Provided entries
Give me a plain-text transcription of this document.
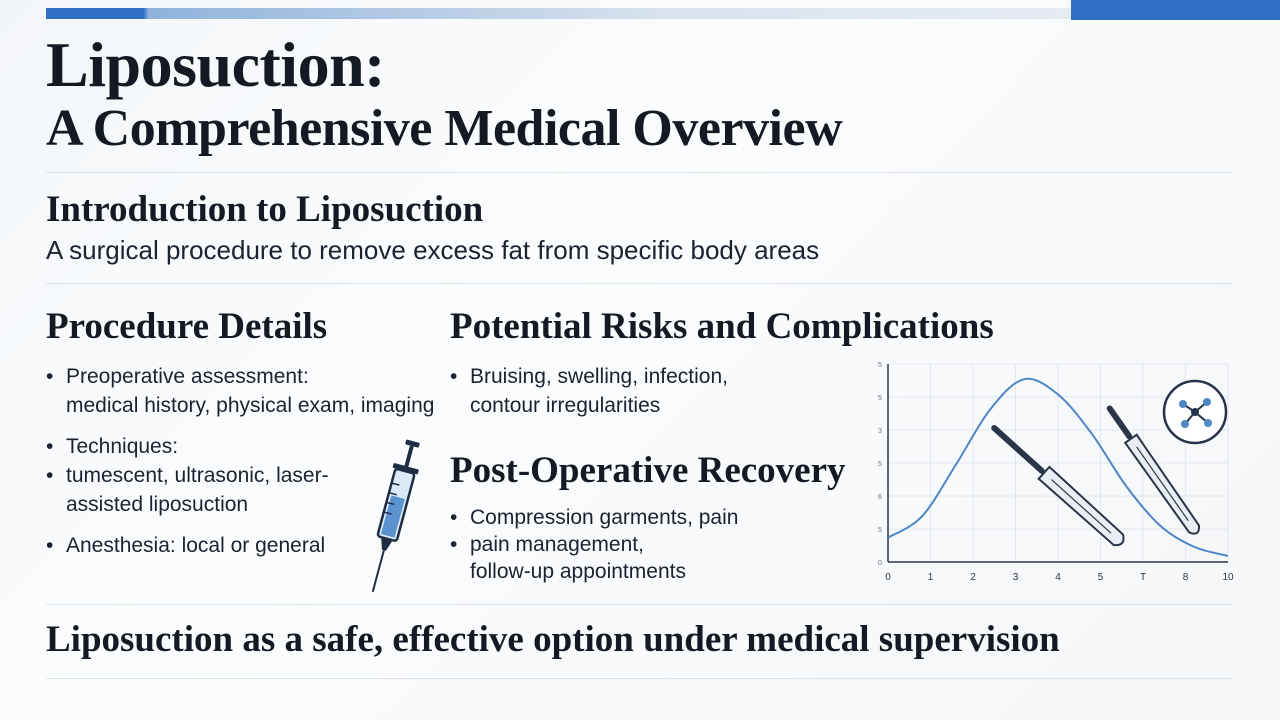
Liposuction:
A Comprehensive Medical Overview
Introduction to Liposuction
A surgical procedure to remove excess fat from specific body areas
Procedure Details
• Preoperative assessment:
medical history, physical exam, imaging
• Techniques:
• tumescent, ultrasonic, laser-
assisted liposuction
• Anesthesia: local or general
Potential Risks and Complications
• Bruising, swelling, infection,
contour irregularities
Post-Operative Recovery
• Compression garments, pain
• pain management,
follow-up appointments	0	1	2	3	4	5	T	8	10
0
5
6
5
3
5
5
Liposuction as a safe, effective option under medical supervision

What you should do
Copy the listing word for word, excluding its pictures.

Exercise answer
Give me a plain-text transcription of this document.
Liposuction:
A Comprehensive Medical Overview
Introduction to Liposuction
A surgical procedure to remove excess fat from specific body areas
Procedure Details
• Preoperative assessment:
medical history, physical exam, imaging
• Techniques:
• tumescent, ultrasonic, laser-
assisted liposuction
• Anesthesia: local or general
Potential Risks and Complications
• Bruising, swelling, infection,
contour irregularities
Post-Operative Recovery
• Compression garments, pain
• pain management,
follow-up appointments	0	1	2	3	4	5	T	8	10
0
5
6
5
3
5
5
Liposuction as a safe, effective option under medical supervision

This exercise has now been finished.